• **WORK TO DO**
Drop every picture, then transcribe the remaining data exactly.

• **THE RECORDS**
============
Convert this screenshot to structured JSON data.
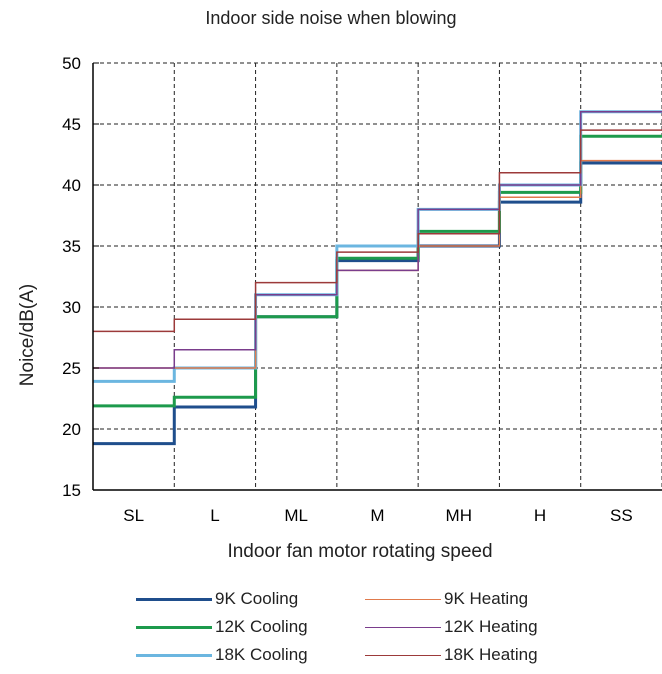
{
  "chart_data": {
    "type": "line",
    "step": true,
    "title": "Indoor side noise when blowing",
    "xlabel": "Indoor fan motor rotating speed",
    "ylabel": "Noice/dB(A)",
    "categories": [
      "SL",
      "L",
      "ML",
      "M",
      "MH",
      "H",
      "SS"
    ],
    "ylim": [
      15,
      50
    ],
    "yticks": [
      15,
      20,
      25,
      30,
      35,
      40,
      45,
      50
    ],
    "grid": true,
    "grid_style": "dashed",
    "legend_position": "bottom",
    "series": [
      {
        "name": "9K Cooling",
        "color": "#1f4e8c",
        "line_width": 3,
        "values": [
          18.8,
          21.8,
          29.2,
          33.8,
          35.0,
          38.6,
          41.8
        ]
      },
      {
        "name": "12K Cooling",
        "color": "#1d9a4c",
        "line_width": 3,
        "values": [
          21.9,
          22.6,
          29.2,
          34.0,
          36.2,
          39.4,
          44.0
        ]
      },
      {
        "name": "18K Cooling",
        "color": "#6bb6e0",
        "line_width": 3,
        "values": [
          23.9,
          25.0,
          31.0,
          35.0,
          38.0,
          40.0,
          46.0
        ]
      },
      {
        "name": "9K Heating",
        "color": "#e07a4c",
        "line_width": 1.5,
        "values": [
          25.0,
          25.0,
          31.0,
          33.0,
          35.0,
          39.0,
          42.0
        ]
      },
      {
        "name": "12K Heating",
        "color": "#7a3d8c",
        "line_width": 1.5,
        "values": [
          25.0,
          26.5,
          31.0,
          33.0,
          38.0,
          40.0,
          46.0
        ]
      },
      {
        "name": "18K Heating",
        "color": "#9c3a3a",
        "line_width": 1.5,
        "values": [
          28.0,
          29.0,
          32.0,
          34.5,
          36.0,
          41.0,
          44.5
        ]
      }
    ]
  }
}
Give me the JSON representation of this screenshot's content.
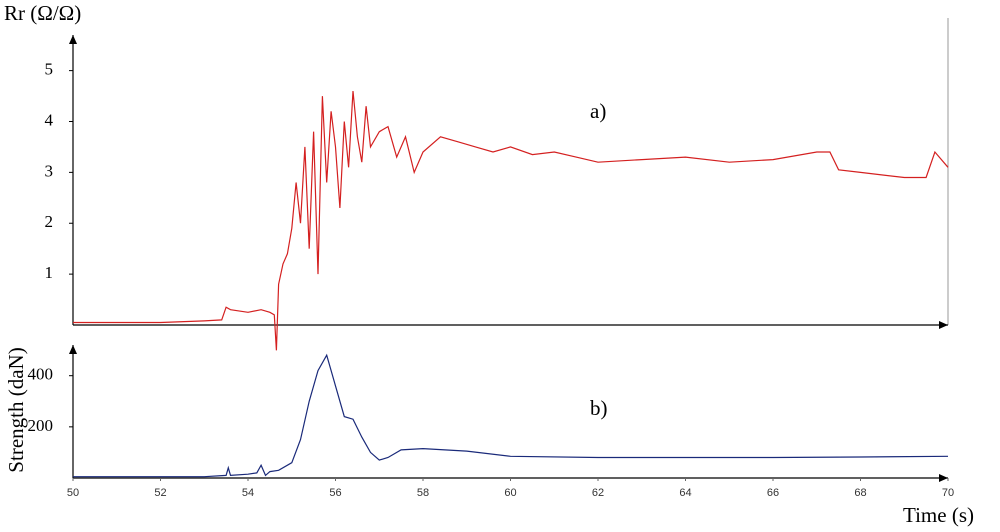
{
  "chart_data": [
    {
      "type": "line",
      "ylabel": "Rr (Ω/Ω)",
      "annotation": "a)",
      "xlim": [
        50,
        70
      ],
      "ylim": [
        0,
        5.7
      ],
      "yticks": [
        1,
        2,
        3,
        4,
        5
      ],
      "x": [
        50,
        51,
        52,
        53,
        53.4,
        53.5,
        53.6,
        54,
        54.3,
        54.5,
        54.6,
        54.65,
        54.7,
        54.8,
        54.9,
        55.0,
        55.1,
        55.2,
        55.3,
        55.4,
        55.5,
        55.6,
        55.7,
        55.8,
        55.9,
        56.0,
        56.1,
        56.2,
        56.3,
        56.4,
        56.5,
        56.6,
        56.7,
        56.8,
        57.0,
        57.2,
        57.4,
        57.6,
        57.8,
        58.0,
        58.4,
        58.8,
        59.2,
        59.6,
        60,
        60.5,
        61,
        61.5,
        62,
        63,
        64,
        65,
        66,
        67,
        67.3,
        67.5,
        68,
        69,
        69.5,
        69.7,
        70
      ],
      "series": [
        {
          "color": "#d42020",
          "values": [
            0.05,
            0.05,
            0.05,
            0.08,
            0.1,
            0.35,
            0.3,
            0.25,
            0.3,
            0.25,
            0.2,
            -0.5,
            0.8,
            1.2,
            1.4,
            1.9,
            2.8,
            2.0,
            3.5,
            1.5,
            3.8,
            1.0,
            4.5,
            2.8,
            4.2,
            3.5,
            2.3,
            4.0,
            3.1,
            4.6,
            3.7,
            3.2,
            4.3,
            3.5,
            3.8,
            3.9,
            3.3,
            3.7,
            3.0,
            3.4,
            3.7,
            3.6,
            3.5,
            3.4,
            3.5,
            3.35,
            3.4,
            3.3,
            3.2,
            3.25,
            3.3,
            3.2,
            3.25,
            3.4,
            3.4,
            3.05,
            3.0,
            2.9,
            2.9,
            3.4,
            3.1
          ]
        }
      ]
    },
    {
      "type": "line",
      "ylabel": "Strength (daN)",
      "xlabel": "Time (s)",
      "annotation": "b)",
      "xlim": [
        50,
        70
      ],
      "ylim": [
        0,
        520
      ],
      "yticks": [
        200,
        400
      ],
      "xticks": [
        50,
        52,
        54,
        56,
        58,
        60,
        62,
        64,
        66,
        68,
        70
      ],
      "x": [
        50,
        52,
        53,
        53.5,
        53.55,
        53.6,
        54,
        54.2,
        54.3,
        54.4,
        54.5,
        54.7,
        55,
        55.2,
        55.4,
        55.6,
        55.8,
        56,
        56.2,
        56.4,
        56.6,
        56.8,
        57,
        57.2,
        57.5,
        58,
        59,
        60,
        62,
        64,
        66,
        68,
        70
      ],
      "series": [
        {
          "color": "#1a2a7a",
          "values": [
            5,
            5,
            5,
            10,
            40,
            10,
            15,
            20,
            50,
            10,
            25,
            30,
            60,
            150,
            300,
            420,
            480,
            360,
            240,
            230,
            160,
            100,
            70,
            80,
            110,
            115,
            105,
            85,
            80,
            80,
            80,
            82,
            85
          ]
        }
      ]
    }
  ]
}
============
• **PROBLEM SOLUTION**
Convert this screenshot to structured JSON data.
{
  "chart_data": {
    "type": "line",
    "step": true,
    "title": "Indoor side noise when blowing",
    "xlabel": "Indoor fan motor rotating speed",
    "ylabel": "Noice/dB(A)",
    "categories": [
      "SL",
      "L",
      "ML",
      "M",
      "MH",
      "H",
      "SS"
    ],
    "ylim": [
      15,
      50
    ],
    "yticks": [
      15,
      20,
      25,
      30,
      35,
      40,
      45,
      50
    ],
    "grid": true,
    "grid_style": "dashed",
    "legend_position": "bottom",
    "series": [
      {
        "name": "9K Cooling",
        "color": "#1f4e8c",
        "line_width": 3,
        "values": [
          18.8,
          21.8,
          29.2,
          33.8,
          35.0,
          38.6,
          41.8
        ]
      },
      {
        "name": "12K Cooling",
        "color": "#1d9a4c",
        "line_width": 3,
        "values": [
          21.9,
          22.6,
          29.2,
          34.0,
          36.2,
          39.4,
          44.0
        ]
      },
      {
        "name": "18K Cooling",
        "color": "#6bb6e0",
        "line_width": 3,
        "values": [
          23.9,
          25.0,
          31.0,
          35.0,
          38.0,
          40.0,
          46.0
        ]
      },
      {
        "name": "9K Heating",
        "color": "#e07a4c",
        "line_width": 1.5,
        "values": [
          25.0,
          25.0,
          31.0,
          33.0,
          35.0,
          39.0,
          42.0
        ]
      },
      {
        "name": "12K Heating",
        "color": "#7a3d8c",
        "line_width": 1.5,
        "values": [
          25.0,
          26.5,
          31.0,
          33.0,
          38.0,
          40.0,
          46.0
        ]
      },
      {
        "name": "18K Heating",
        "color": "#9c3a3a",
        "line_width": 1.5,
        "values": [
          28.0,
          29.0,
          32.0,
          34.5,
          36.0,
          41.0,
          44.5
        ]
      }
    ]
  }
}
Give me the JSON representation of this screenshot's content.
{
  "chart_data": [
    {
      "type": "line",
      "ylabel": "Rr (Ω/Ω)",
      "annotation": "a)",
      "xlim": [
        50,
        70
      ],
      "ylim": [
        0,
        5.7
      ],
      "yticks": [
        1,
        2,
        3,
        4,
        5
      ],
      "x": [
        50,
        51,
        52,
        53,
        53.4,
        53.5,
        53.6,
        54,
        54.3,
        54.5,
        54.6,
        54.65,
        54.7,
        54.8,
        54.9,
        55.0,
        55.1,
        55.2,
        55.3,
        55.4,
        55.5,
        55.6,
        55.7,
        55.8,
        55.9,
        56.0,
        56.1,
        56.2,
        56.3,
        56.4,
        56.5,
        56.6,
        56.7,
        56.8,
        57.0,
        57.2,
        57.4,
        57.6,
        57.8,
        58.0,
        58.4,
        58.8,
        59.2,
        59.6,
        60,
        60.5,
        61,
        61.5,
        62,
        63,
        64,
        65,
        66,
        67,
        67.3,
        67.5,
        68,
        69,
        69.5,
        69.7,
        70
      ],
      "series": [
        {
          "color": "#d42020",
          "values": [
            0.05,
            0.05,
            0.05,
            0.08,
            0.1,
            0.35,
            0.3,
            0.25,
            0.3,
            0.25,
            0.2,
            -0.5,
            0.8,
            1.2,
            1.4,
            1.9,
            2.8,
            2.0,
            3.5,
            1.5,
            3.8,
            1.0,
            4.5,
            2.8,
            4.2,
            3.5,
            2.3,
            4.0,
            3.1,
            4.6,
            3.7,
            3.2,
            4.3,
            3.5,
            3.8,
            3.9,
            3.3,
            3.7,
            3.0,
            3.4,
            3.7,
            3.6,
            3.5,
            3.4,
            3.5,
            3.35,
            3.4,
            3.3,
            3.2,
            3.25,
            3.3,
            3.2,
            3.25,
            3.4,
            3.4,
            3.05,
            3.0,
            2.9,
            2.9,
            3.4,
            3.1
          ]
        }
      ]
    },
    {
      "type": "line",
      "ylabel": "Strength (daN)",
      "xlabel": "Time (s)",
      "annotation": "b)",
      "xlim": [
        50,
        70
      ],
      "ylim": [
        0,
        520
      ],
      "yticks": [
        200,
        400
      ],
      "xticks": [
        50,
        52,
        54,
        56,
        58,
        60,
        62,
        64,
        66,
        68,
        70
      ],
      "x": [
        50,
        52,
        53,
        53.5,
        53.55,
        53.6,
        54,
        54.2,
        54.3,
        54.4,
        54.5,
        54.7,
        55,
        55.2,
        55.4,
        55.6,
        55.8,
        56,
        56.2,
        56.4,
        56.6,
        56.8,
        57,
        57.2,
        57.5,
        58,
        59,
        60,
        62,
        64,
        66,
        68,
        70
      ],
      "series": [
        {
          "color": "#1a2a7a",
          "values": [
            5,
            5,
            5,
            10,
            40,
            10,
            15,
            20,
            50,
            10,
            25,
            30,
            60,
            150,
            300,
            420,
            480,
            360,
            240,
            230,
            160,
            100,
            70,
            80,
            110,
            115,
            105,
            85,
            80,
            80,
            80,
            82,
            85
          ]
        }
      ]
    }
  ]
}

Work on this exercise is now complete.